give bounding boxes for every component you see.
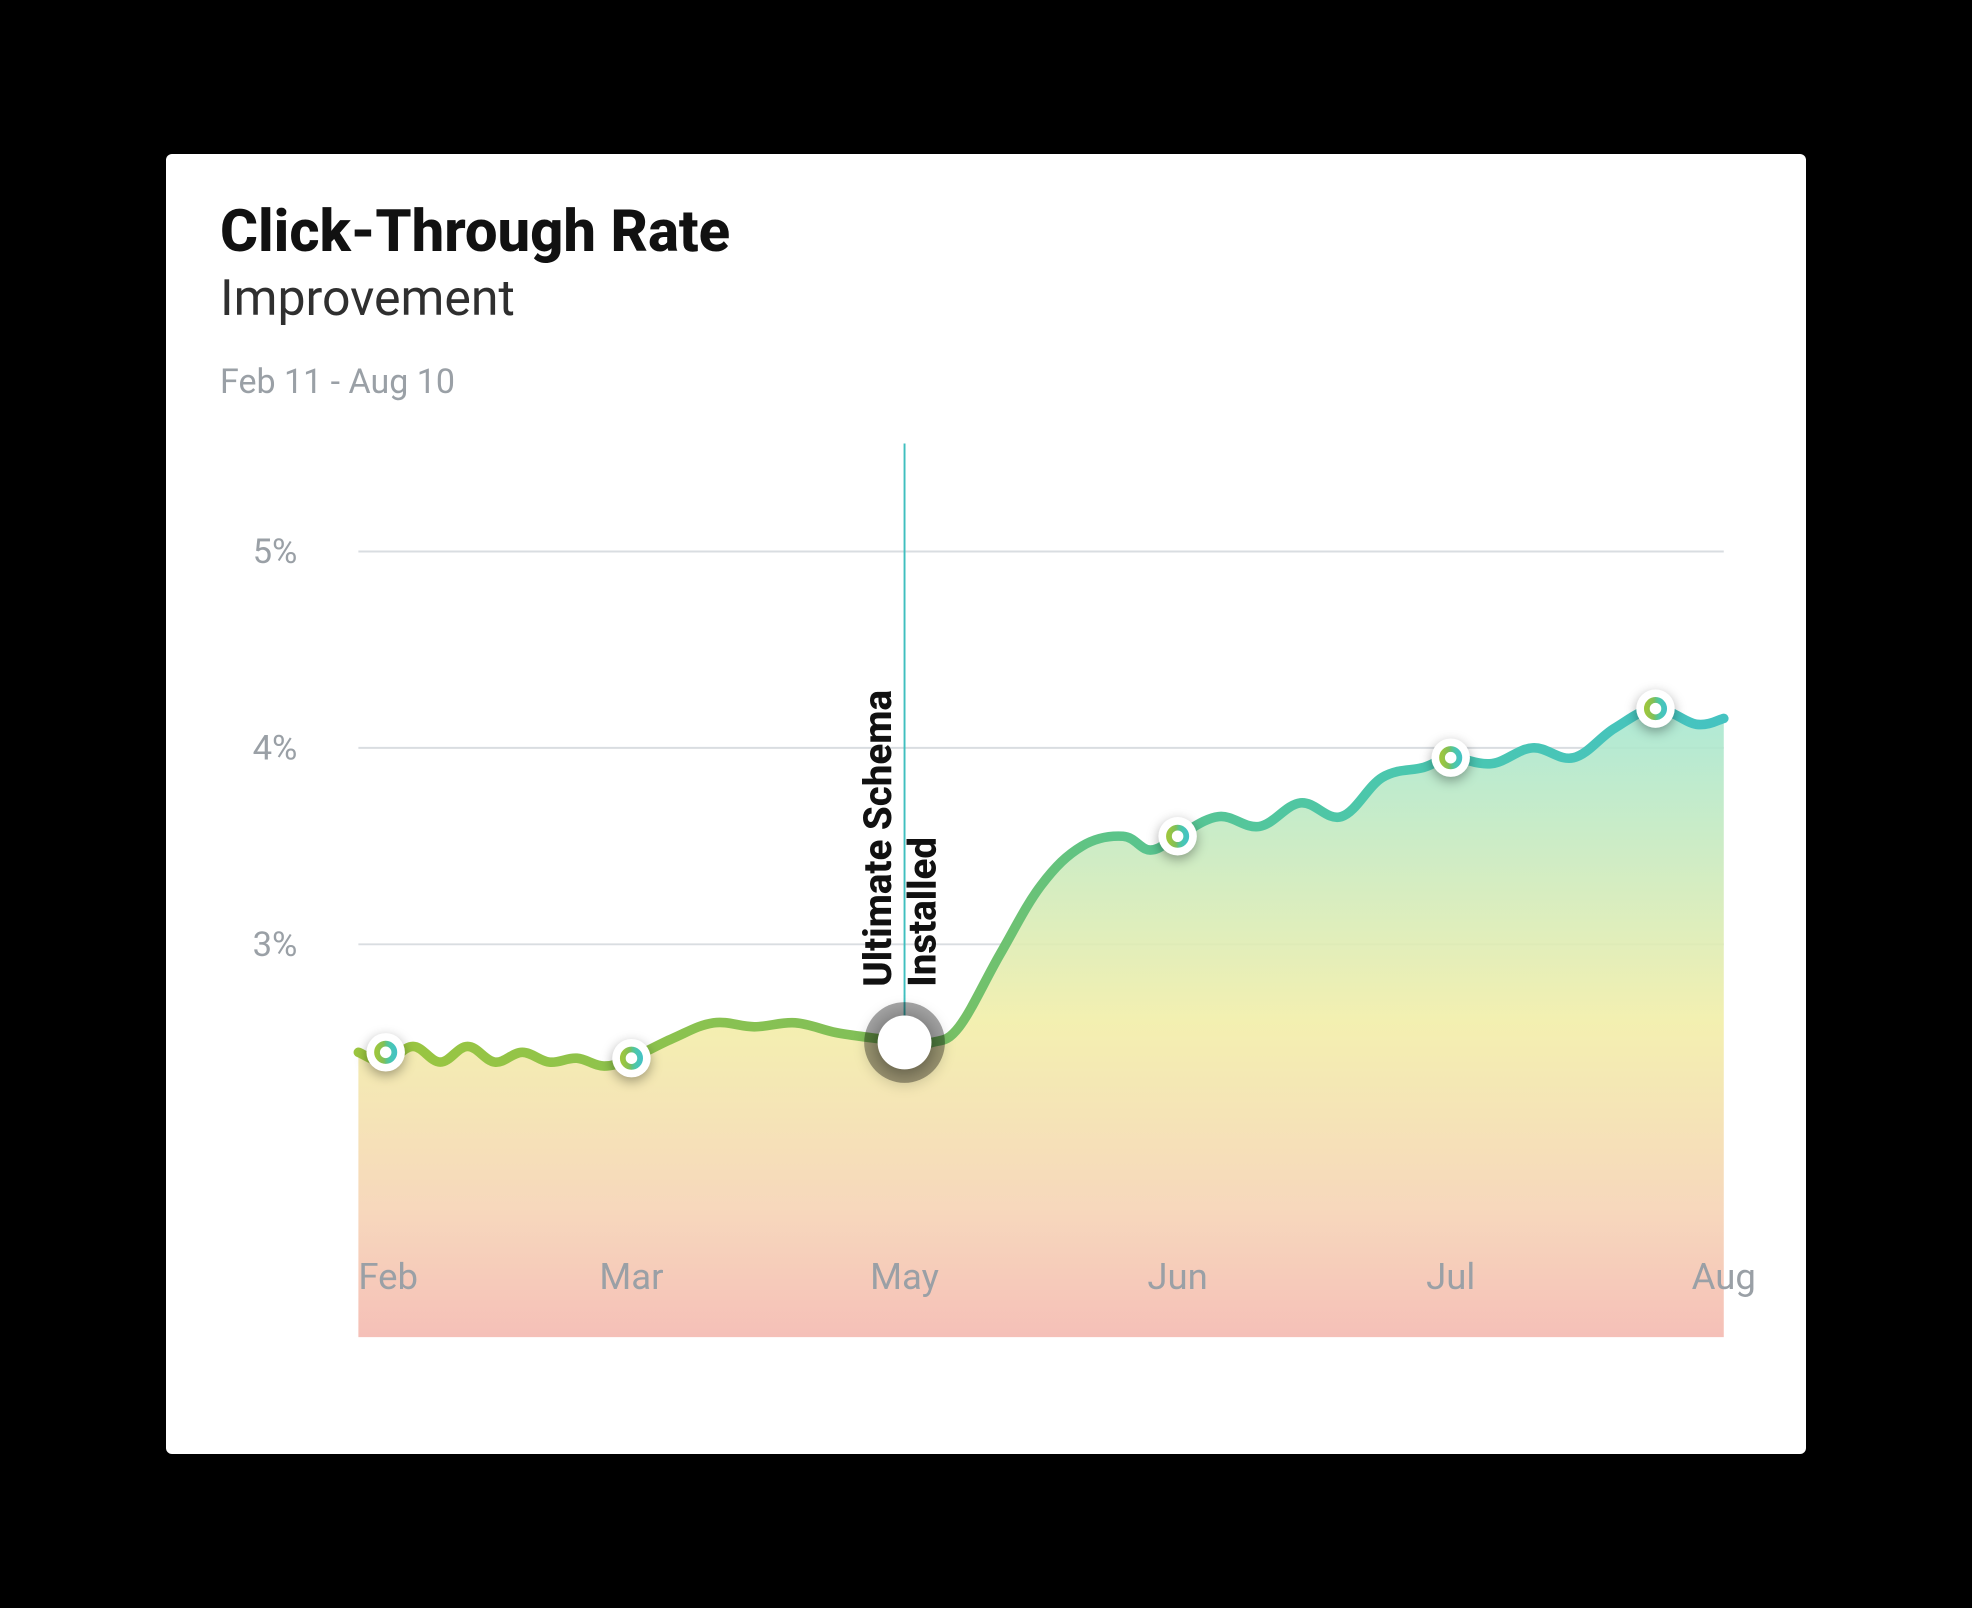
stage: Click-Through Rate Improvement Feb 11 - … — [0, 0, 1972, 1608]
data-marker — [1158, 817, 1196, 855]
x-tick-label: Feb — [358, 1255, 418, 1298]
ctr-card: Click-Through Rate Improvement Feb 11 - … — [166, 154, 1806, 1454]
chart-container: 3% 4% 5% Ultimate SchemaInstalled Feb Mar May J… — [220, 414, 1766, 1414]
y-tick-label: 4% — [253, 728, 298, 768]
x-tick-label: Jul — [1426, 1255, 1475, 1298]
x-tick-label: Aug — [1692, 1255, 1756, 1298]
area-fill — [358, 709, 1723, 1338]
card-subtitle: Improvement — [220, 270, 730, 328]
data-marker — [1431, 738, 1469, 776]
x-tick-label: May — [870, 1255, 939, 1298]
svg-text:Installed: Installed — [900, 837, 945, 987]
card-date-range: Feb 11 - Aug 10 — [220, 362, 730, 402]
svg-text:Ultimate Schema: Ultimate Schema — [856, 690, 901, 987]
y-tick-label: 3% — [253, 925, 298, 965]
card-title: Click-Through Rate — [220, 198, 730, 266]
data-marker — [1636, 689, 1674, 727]
ctr-area-chart: 3% 4% 5% Ultimate SchemaInstalled Feb Mar May J… — [220, 414, 1766, 1414]
x-tick-label: Jun — [1147, 1255, 1207, 1298]
y-tick-label: 5% — [253, 532, 298, 572]
card-header: Click-Through Rate Improvement Feb 11 - … — [220, 198, 730, 402]
annotation-text: Ultimate SchemaInstalled — [856, 690, 945, 987]
data-marker — [366, 1033, 404, 1071]
install-marker — [864, 1002, 945, 1083]
x-tick-label: Mar — [599, 1255, 663, 1298]
data-marker — [612, 1039, 650, 1077]
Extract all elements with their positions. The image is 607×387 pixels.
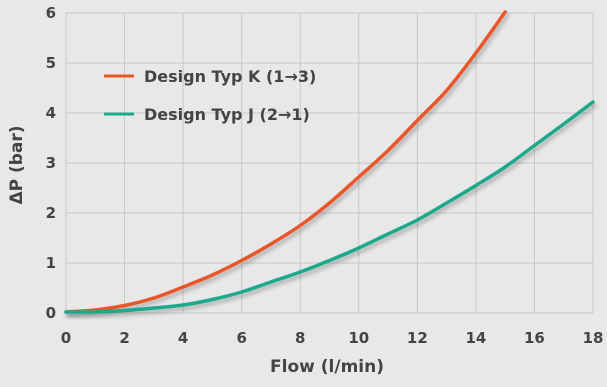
series-line-2 (64, 100, 595, 314)
y-tick-label: 4 (46, 104, 56, 122)
x-tick-label: 14 (465, 329, 486, 347)
x-tick-label: 6 (236, 329, 246, 347)
y-tick-label: 2 (46, 204, 56, 222)
y-tick-label: 1 (46, 254, 56, 272)
x-tick-label: 2 (119, 329, 129, 347)
x-axis-label: Flow (l/min) (270, 357, 384, 377)
x-tick-label: 0 (61, 329, 71, 347)
legend-item: Design Typ K (1→3) (104, 67, 316, 86)
x-tick-label: 8 (295, 329, 305, 347)
grid (65, 12, 594, 314)
legend-label: Design Typ K (1→3) (144, 67, 316, 86)
x-tick-label: 12 (407, 329, 428, 347)
y-axis-label: ΔP (bar) (7, 125, 27, 204)
x-tick-label: 16 (524, 329, 545, 347)
series-lines (64, 10, 595, 314)
y-tick-label: 6 (46, 4, 56, 22)
legend-item: Design Typ J (2→1) (104, 105, 310, 124)
x-tick-label: 10 (348, 329, 369, 347)
series-line-1 (64, 10, 507, 314)
x-tick-label: 18 (583, 329, 604, 347)
y-tick-label: 3 (46, 154, 56, 172)
y-tick-label: 0 (46, 304, 56, 322)
x-tick-label: 4 (178, 329, 188, 347)
legend-label: Design Typ J (2→1) (144, 105, 310, 124)
legend: Design Typ K (1→3) Design Typ J (2→1) (104, 67, 316, 124)
y-tick-label: 5 (46, 54, 56, 72)
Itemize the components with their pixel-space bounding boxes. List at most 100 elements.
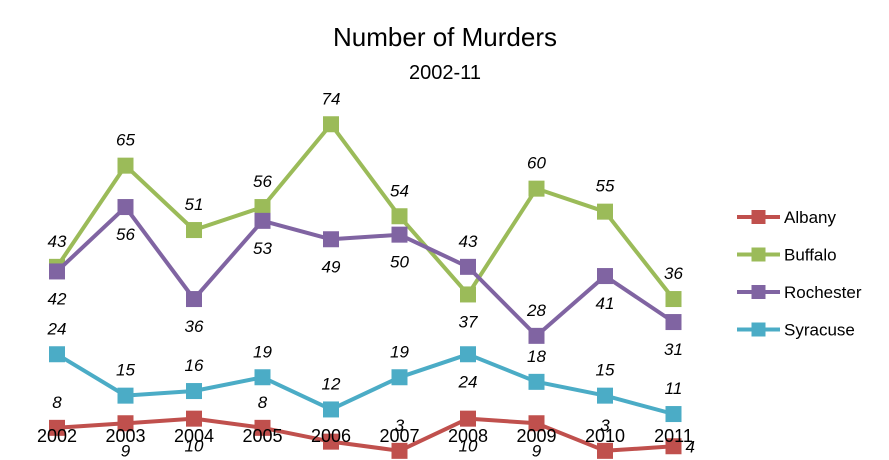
- data-label-syracuse: 18: [527, 347, 546, 366]
- data-point-buffalo: [460, 286, 476, 303]
- series-buffalo: [49, 116, 682, 308]
- data-point-syracuse: [49, 346, 65, 363]
- data-point-rochester: [665, 314, 682, 331]
- data-point-buffalo: [665, 291, 682, 308]
- series-line-buffalo: [55, 122, 676, 301]
- series-line-syracuse: [55, 352, 675, 416]
- legend-label-albany: Albany: [784, 208, 836, 227]
- data-label-buffalo: 43: [48, 232, 67, 251]
- x-tick-label: 2002: [37, 426, 77, 446]
- data-label-syracuse: 12: [322, 374, 341, 393]
- series-albany: [49, 410, 682, 459]
- legend-marker-albany: [751, 210, 766, 224]
- data-point-rochester: [323, 231, 339, 248]
- x-tick-label: 2006: [311, 426, 351, 446]
- data-label-rochester: 36: [185, 317, 204, 336]
- data-label-rochester: 42: [48, 289, 67, 308]
- data-label-albany: 3: [600, 416, 610, 435]
- x-tick-label: 2008: [448, 426, 488, 446]
- data-point-syracuse: [665, 406, 682, 423]
- data-point-buffalo: [117, 157, 134, 174]
- data-label-albany: 10: [459, 437, 478, 456]
- data-label-syracuse: 24: [458, 372, 478, 391]
- legend: Albany Buffalo Rochester Syracuse: [737, 208, 862, 340]
- legend-item-rochester: Rochester: [737, 283, 862, 302]
- data-point-rochester: [460, 258, 476, 275]
- data-label-syracuse: 16: [185, 356, 204, 375]
- legend-marker-buffalo: [751, 247, 766, 262]
- chart-subtitle: 2002-11: [409, 62, 481, 84]
- data-label-rochester: 50: [390, 253, 409, 272]
- data-point-buffalo: [528, 180, 545, 197]
- x-tick-label: 2005: [242, 426, 282, 446]
- x-tick-label: 2004: [174, 426, 214, 446]
- data-point-buffalo: [254, 199, 271, 216]
- data-point-albany: [117, 415, 134, 432]
- data-point-albany: [665, 438, 682, 455]
- data-label-buffalo: 65: [116, 131, 135, 150]
- data-point-rochester: [597, 268, 613, 285]
- data-label-rochester: 56: [116, 225, 135, 244]
- data-label-buffalo: 55: [596, 177, 615, 196]
- data-point-syracuse: [186, 383, 202, 400]
- data-label-rochester: 49: [322, 257, 341, 276]
- data-point-buffalo: [186, 222, 202, 239]
- data-point-rochester: [528, 327, 545, 344]
- data-label-syracuse: 24: [47, 319, 67, 338]
- data-point-buffalo: [597, 203, 613, 220]
- legend-marker-rochester: [751, 285, 766, 299]
- data-label-rochester: 31: [664, 340, 683, 359]
- data-point-albany: [186, 410, 202, 427]
- data-label-buffalo: 56: [253, 172, 272, 191]
- data-label-rochester: 43: [459, 232, 478, 251]
- data-label-buffalo: 36: [664, 264, 683, 283]
- series-line-albany: [56, 416, 674, 453]
- series-rochester: [49, 199, 682, 344]
- data-label-syracuse: 19: [253, 342, 272, 361]
- data-point-albany: [254, 419, 271, 436]
- data-point-albany: [597, 442, 613, 459]
- x-tick-label: 2010: [585, 426, 625, 446]
- data-label-rochester: 28: [526, 301, 546, 320]
- data-label-albany: 8: [258, 393, 268, 412]
- x-tick-label: 2011: [654, 426, 693, 446]
- data-label-rochester: 41: [596, 294, 615, 313]
- data-label-buffalo: 74: [322, 89, 341, 108]
- data-label-albany: 3: [395, 416, 405, 435]
- data-label-albany: 4: [686, 437, 695, 456]
- data-labels-layer: 8910853109344365515674543760553642563653…: [47, 89, 695, 460]
- data-label-rochester: 53: [253, 239, 272, 258]
- data-point-albany: [460, 410, 476, 427]
- data-point-syracuse: [254, 369, 271, 386]
- legend-label-buffalo: Buffalo: [784, 246, 837, 265]
- legend-label-rochester: Rochester: [784, 283, 862, 302]
- legend-item-syracuse: Syracuse: [737, 321, 855, 340]
- data-point-syracuse: [117, 387, 134, 404]
- x-tick-label: 2007: [379, 426, 419, 446]
- data-point-syracuse: [460, 346, 476, 363]
- data-label-syracuse: 11: [665, 379, 683, 398]
- data-label-buffalo: 37: [459, 312, 478, 331]
- data-point-albany: [391, 442, 408, 459]
- x-tick-label: 2009: [516, 426, 556, 446]
- data-point-syracuse: [391, 369, 408, 386]
- data-point-buffalo: [391, 208, 408, 225]
- series-syracuse: [49, 346, 682, 423]
- data-point-buffalo: [323, 116, 339, 133]
- data-point-rochester: [391, 226, 408, 243]
- chart-title: Number of Murders: [333, 22, 557, 52]
- data-point-rochester: [49, 263, 65, 280]
- legend-marker-syracuse: [751, 322, 766, 337]
- legend-label-syracuse: Syracuse: [784, 321, 855, 340]
- series-line-rochester: [55, 205, 675, 338]
- series-layer: [49, 116, 682, 459]
- data-label-albany: 8: [52, 393, 62, 412]
- data-point-syracuse: [323, 401, 339, 418]
- data-label-syracuse: 15: [116, 361, 135, 380]
- data-point-albany: [49, 419, 65, 436]
- data-label-albany: 9: [532, 441, 542, 460]
- data-point-syracuse: [528, 373, 545, 390]
- data-label-buffalo: 51: [185, 195, 204, 214]
- x-axis: 2002 2003 2004 2005 2006 2007 2008 2009 2010 2011: [37, 426, 693, 446]
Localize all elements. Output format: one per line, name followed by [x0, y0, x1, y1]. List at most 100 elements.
┄┄┄┄┄┄
__Short exercise__
Output the rows from the one containing "stage: Click-Through Rate" through the one containing "card-date-range: Feb 11", both included, as a Markdown table with the columns Index and Text. Number them in Index, put each line in Text, and omit any blank lines.

__Finished exercise__
| Index | Text |
|---|---|
| 1 | stage: Click-Through Rate Improvement Feb 11 - … — [0, 0, 1972, 1608] |
| 2 | data-marker — [1158, 817, 1196, 855] |
| 3 | x-tick-label: Feb — [358, 1255, 418, 1298] |
| 4 | ctr-card: Click-Through Rate Improvement Feb 11 - … — [166, 154, 1806, 1454] |
| 5 | chart-container: 3% 4% 5% Ultimate SchemaInstalled Feb Mar May J… — [220, 414, 1766, 1414] |
| 6 | y-tick-label: 4% — [253, 728, 298, 768] |
| 7 | x-tick-label: Jul — [1426, 1255, 1475, 1298] |
| 8 | x-tick-label: Aug — [1692, 1255, 1756, 1298] |
| 9 | area-fill — [358, 709, 1723, 1338] |
| 10 | card-subtitle: Improvement — [220, 270, 730, 328] |
| 11 | data-marker — [1431, 738, 1469, 776] |
| 12 | x-tick-label: May — [870, 1255, 939, 1298] |
| 13 | svg-text:Installed: Installed — [900, 837, 945, 987] |
| 14 | card-date-range: Feb 11 - Aug 10 — [220, 362, 730, 402] |